(Rows from a figure dataset)
○ ○ ○ ○ ○ ○ ○
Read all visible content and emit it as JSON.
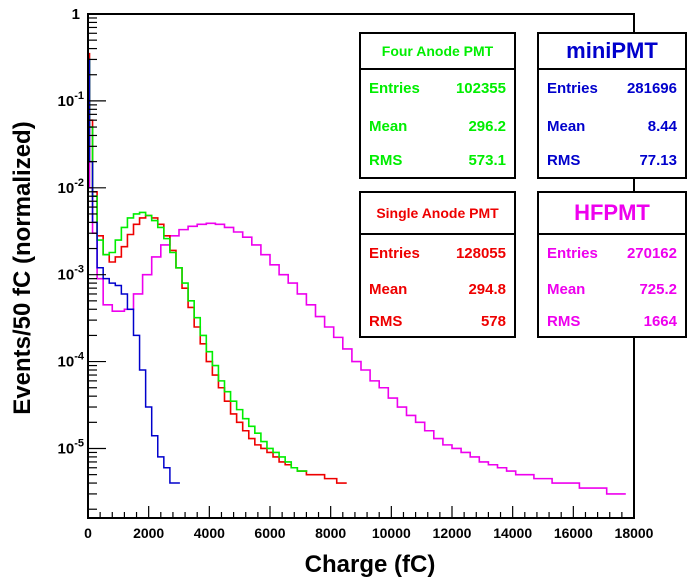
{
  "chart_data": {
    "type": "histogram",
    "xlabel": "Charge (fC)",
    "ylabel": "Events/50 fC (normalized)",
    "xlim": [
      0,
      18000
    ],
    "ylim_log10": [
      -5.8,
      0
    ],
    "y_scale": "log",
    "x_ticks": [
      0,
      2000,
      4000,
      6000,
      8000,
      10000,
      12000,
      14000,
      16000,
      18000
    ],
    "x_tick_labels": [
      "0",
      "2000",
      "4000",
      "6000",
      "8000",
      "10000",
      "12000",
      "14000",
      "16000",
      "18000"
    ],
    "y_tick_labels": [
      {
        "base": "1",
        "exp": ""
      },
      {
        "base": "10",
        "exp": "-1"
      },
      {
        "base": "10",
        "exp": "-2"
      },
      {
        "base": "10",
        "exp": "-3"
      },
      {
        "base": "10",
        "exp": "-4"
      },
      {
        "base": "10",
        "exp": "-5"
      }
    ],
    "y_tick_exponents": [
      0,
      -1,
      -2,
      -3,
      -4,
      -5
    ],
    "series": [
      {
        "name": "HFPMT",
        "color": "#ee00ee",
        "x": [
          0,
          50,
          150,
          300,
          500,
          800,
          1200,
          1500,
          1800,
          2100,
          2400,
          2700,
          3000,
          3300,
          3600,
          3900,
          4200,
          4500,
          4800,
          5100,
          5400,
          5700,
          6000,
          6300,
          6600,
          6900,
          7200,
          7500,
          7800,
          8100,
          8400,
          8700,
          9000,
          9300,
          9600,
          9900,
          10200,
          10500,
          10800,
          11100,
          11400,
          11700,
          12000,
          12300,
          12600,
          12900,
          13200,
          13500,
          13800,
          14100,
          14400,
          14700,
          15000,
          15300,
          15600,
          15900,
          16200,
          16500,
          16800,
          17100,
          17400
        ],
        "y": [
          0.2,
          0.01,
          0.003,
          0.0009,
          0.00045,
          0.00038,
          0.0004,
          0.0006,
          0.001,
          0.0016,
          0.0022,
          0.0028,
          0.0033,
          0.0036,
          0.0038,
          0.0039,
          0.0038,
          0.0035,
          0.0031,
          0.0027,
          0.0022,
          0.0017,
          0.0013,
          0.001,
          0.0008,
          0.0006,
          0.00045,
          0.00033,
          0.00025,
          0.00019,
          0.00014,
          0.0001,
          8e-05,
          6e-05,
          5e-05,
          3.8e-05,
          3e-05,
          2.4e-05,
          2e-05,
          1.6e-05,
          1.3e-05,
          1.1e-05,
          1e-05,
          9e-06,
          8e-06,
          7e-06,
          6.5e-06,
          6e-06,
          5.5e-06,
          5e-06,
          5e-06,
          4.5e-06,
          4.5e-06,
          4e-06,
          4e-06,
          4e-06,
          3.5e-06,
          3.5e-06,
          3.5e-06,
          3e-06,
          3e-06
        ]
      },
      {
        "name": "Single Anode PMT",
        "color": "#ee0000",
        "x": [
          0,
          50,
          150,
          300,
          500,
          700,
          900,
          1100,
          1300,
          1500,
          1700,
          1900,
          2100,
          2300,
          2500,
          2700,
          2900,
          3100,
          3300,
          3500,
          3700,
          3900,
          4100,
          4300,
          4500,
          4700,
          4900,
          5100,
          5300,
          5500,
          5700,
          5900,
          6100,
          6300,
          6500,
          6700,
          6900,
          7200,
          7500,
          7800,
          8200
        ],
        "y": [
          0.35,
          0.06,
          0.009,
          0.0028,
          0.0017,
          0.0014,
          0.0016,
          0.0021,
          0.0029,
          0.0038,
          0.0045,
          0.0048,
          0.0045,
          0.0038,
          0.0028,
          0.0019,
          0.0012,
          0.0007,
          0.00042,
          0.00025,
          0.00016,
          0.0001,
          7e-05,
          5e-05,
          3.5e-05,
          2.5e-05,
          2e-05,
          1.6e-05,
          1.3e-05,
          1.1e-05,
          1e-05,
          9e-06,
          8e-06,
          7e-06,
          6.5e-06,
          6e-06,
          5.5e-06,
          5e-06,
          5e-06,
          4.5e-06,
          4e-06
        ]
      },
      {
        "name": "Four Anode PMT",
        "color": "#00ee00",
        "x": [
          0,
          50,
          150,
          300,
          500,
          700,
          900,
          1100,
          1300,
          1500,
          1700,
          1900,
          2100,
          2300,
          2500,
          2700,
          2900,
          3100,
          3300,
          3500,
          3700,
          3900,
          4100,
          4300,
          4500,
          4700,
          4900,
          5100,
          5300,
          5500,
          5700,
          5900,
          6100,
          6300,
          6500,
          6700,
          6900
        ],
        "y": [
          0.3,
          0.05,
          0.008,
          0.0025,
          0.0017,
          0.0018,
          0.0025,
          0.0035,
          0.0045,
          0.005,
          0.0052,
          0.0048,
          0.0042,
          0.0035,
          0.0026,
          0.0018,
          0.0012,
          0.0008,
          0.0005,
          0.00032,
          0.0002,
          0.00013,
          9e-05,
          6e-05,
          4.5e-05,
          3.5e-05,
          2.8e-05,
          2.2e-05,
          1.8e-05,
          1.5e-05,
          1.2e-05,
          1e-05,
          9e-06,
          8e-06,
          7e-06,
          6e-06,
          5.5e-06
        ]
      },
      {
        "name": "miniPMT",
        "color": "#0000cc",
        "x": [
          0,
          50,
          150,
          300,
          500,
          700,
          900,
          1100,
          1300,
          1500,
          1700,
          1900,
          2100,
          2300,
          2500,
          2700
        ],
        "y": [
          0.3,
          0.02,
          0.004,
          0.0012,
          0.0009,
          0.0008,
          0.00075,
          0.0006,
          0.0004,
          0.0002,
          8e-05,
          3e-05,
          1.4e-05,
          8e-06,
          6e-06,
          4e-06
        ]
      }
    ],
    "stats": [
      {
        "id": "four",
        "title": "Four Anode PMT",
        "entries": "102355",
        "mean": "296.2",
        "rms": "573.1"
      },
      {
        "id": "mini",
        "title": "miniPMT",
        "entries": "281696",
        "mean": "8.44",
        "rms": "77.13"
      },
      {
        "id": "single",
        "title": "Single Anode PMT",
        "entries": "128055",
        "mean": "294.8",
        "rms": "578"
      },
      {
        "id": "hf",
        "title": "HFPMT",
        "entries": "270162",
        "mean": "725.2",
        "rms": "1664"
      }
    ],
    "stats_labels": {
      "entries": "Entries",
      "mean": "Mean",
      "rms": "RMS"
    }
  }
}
○ ○ ○ ○ ○ ○ ○
To be done
Quote everything in the listing above exactly; pictures are the only thing to omit.

Written reply
Read all visible content and emit it as JSON.
{
  "chart_data": {
    "type": "histogram",
    "xlabel": "Charge (fC)",
    "ylabel": "Events/50 fC (normalized)",
    "xlim": [
      0,
      18000
    ],
    "ylim_log10": [
      -5.8,
      0
    ],
    "y_scale": "log",
    "x_ticks": [
      0,
      2000,
      4000,
      6000,
      8000,
      10000,
      12000,
      14000,
      16000,
      18000
    ],
    "x_tick_labels": [
      "0",
      "2000",
      "4000",
      "6000",
      "8000",
      "10000",
      "12000",
      "14000",
      "16000",
      "18000"
    ],
    "y_tick_labels": [
      {
        "base": "1",
        "exp": ""
      },
      {
        "base": "10",
        "exp": "-1"
      },
      {
        "base": "10",
        "exp": "-2"
      },
      {
        "base": "10",
        "exp": "-3"
      },
      {
        "base": "10",
        "exp": "-4"
      },
      {
        "base": "10",
        "exp": "-5"
      }
    ],
    "y_tick_exponents": [
      0,
      -1,
      -2,
      -3,
      -4,
      -5
    ],
    "series": [
      {
        "name": "HFPMT",
        "color": "#ee00ee",
        "x": [
          0,
          50,
          150,
          300,
          500,
          800,
          1200,
          1500,
          1800,
          2100,
          2400,
          2700,
          3000,
          3300,
          3600,
          3900,
          4200,
          4500,
          4800,
          5100,
          5400,
          5700,
          6000,
          6300,
          6600,
          6900,
          7200,
          7500,
          7800,
          8100,
          8400,
          8700,
          9000,
          9300,
          9600,
          9900,
          10200,
          10500,
          10800,
          11100,
          11400,
          11700,
          12000,
          12300,
          12600,
          12900,
          13200,
          13500,
          13800,
          14100,
          14400,
          14700,
          15000,
          15300,
          15600,
          15900,
          16200,
          16500,
          16800,
          17100,
          17400
        ],
        "y": [
          0.2,
          0.01,
          0.003,
          0.0009,
          0.00045,
          0.00038,
          0.0004,
          0.0006,
          0.001,
          0.0016,
          0.0022,
          0.0028,
          0.0033,
          0.0036,
          0.0038,
          0.0039,
          0.0038,
          0.0035,
          0.0031,
          0.0027,
          0.0022,
          0.0017,
          0.0013,
          0.001,
          0.0008,
          0.0006,
          0.00045,
          0.00033,
          0.00025,
          0.00019,
          0.00014,
          0.0001,
          8e-05,
          6e-05,
          5e-05,
          3.8e-05,
          3e-05,
          2.4e-05,
          2e-05,
          1.6e-05,
          1.3e-05,
          1.1e-05,
          1e-05,
          9e-06,
          8e-06,
          7e-06,
          6.5e-06,
          6e-06,
          5.5e-06,
          5e-06,
          5e-06,
          4.5e-06,
          4.5e-06,
          4e-06,
          4e-06,
          4e-06,
          3.5e-06,
          3.5e-06,
          3.5e-06,
          3e-06,
          3e-06
        ]
      },
      {
        "name": "Single Anode PMT",
        "color": "#ee0000",
        "x": [
          0,
          50,
          150,
          300,
          500,
          700,
          900,
          1100,
          1300,
          1500,
          1700,
          1900,
          2100,
          2300,
          2500,
          2700,
          2900,
          3100,
          3300,
          3500,
          3700,
          3900,
          4100,
          4300,
          4500,
          4700,
          4900,
          5100,
          5300,
          5500,
          5700,
          5900,
          6100,
          6300,
          6500,
          6700,
          6900,
          7200,
          7500,
          7800,
          8200
        ],
        "y": [
          0.35,
          0.06,
          0.009,
          0.0028,
          0.0017,
          0.0014,
          0.0016,
          0.0021,
          0.0029,
          0.0038,
          0.0045,
          0.0048,
          0.0045,
          0.0038,
          0.0028,
          0.0019,
          0.0012,
          0.0007,
          0.00042,
          0.00025,
          0.00016,
          0.0001,
          7e-05,
          5e-05,
          3.5e-05,
          2.5e-05,
          2e-05,
          1.6e-05,
          1.3e-05,
          1.1e-05,
          1e-05,
          9e-06,
          8e-06,
          7e-06,
          6.5e-06,
          6e-06,
          5.5e-06,
          5e-06,
          5e-06,
          4.5e-06,
          4e-06
        ]
      },
      {
        "name": "Four Anode PMT",
        "color": "#00ee00",
        "x": [
          0,
          50,
          150,
          300,
          500,
          700,
          900,
          1100,
          1300,
          1500,
          1700,
          1900,
          2100,
          2300,
          2500,
          2700,
          2900,
          3100,
          3300,
          3500,
          3700,
          3900,
          4100,
          4300,
          4500,
          4700,
          4900,
          5100,
          5300,
          5500,
          5700,
          5900,
          6100,
          6300,
          6500,
          6700,
          6900
        ],
        "y": [
          0.3,
          0.05,
          0.008,
          0.0025,
          0.0017,
          0.0018,
          0.0025,
          0.0035,
          0.0045,
          0.005,
          0.0052,
          0.0048,
          0.0042,
          0.0035,
          0.0026,
          0.0018,
          0.0012,
          0.0008,
          0.0005,
          0.00032,
          0.0002,
          0.00013,
          9e-05,
          6e-05,
          4.5e-05,
          3.5e-05,
          2.8e-05,
          2.2e-05,
          1.8e-05,
          1.5e-05,
          1.2e-05,
          1e-05,
          9e-06,
          8e-06,
          7e-06,
          6e-06,
          5.5e-06
        ]
      },
      {
        "name": "miniPMT",
        "color": "#0000cc",
        "x": [
          0,
          50,
          150,
          300,
          500,
          700,
          900,
          1100,
          1300,
          1500,
          1700,
          1900,
          2100,
          2300,
          2500,
          2700
        ],
        "y": [
          0.3,
          0.02,
          0.004,
          0.0012,
          0.0009,
          0.0008,
          0.00075,
          0.0006,
          0.0004,
          0.0002,
          8e-05,
          3e-05,
          1.4e-05,
          8e-06,
          6e-06,
          4e-06
        ]
      }
    ],
    "stats": [
      {
        "id": "four",
        "title": "Four Anode PMT",
        "entries": "102355",
        "mean": "296.2",
        "rms": "573.1"
      },
      {
        "id": "mini",
        "title": "miniPMT",
        "entries": "281696",
        "mean": "8.44",
        "rms": "77.13"
      },
      {
        "id": "single",
        "title": "Single Anode PMT",
        "entries": "128055",
        "mean": "294.8",
        "rms": "578"
      },
      {
        "id": "hf",
        "title": "HFPMT",
        "entries": "270162",
        "mean": "725.2",
        "rms": "1664"
      }
    ],
    "stats_labels": {
      "entries": "Entries",
      "mean": "Mean",
      "rms": "RMS"
    }
  }
}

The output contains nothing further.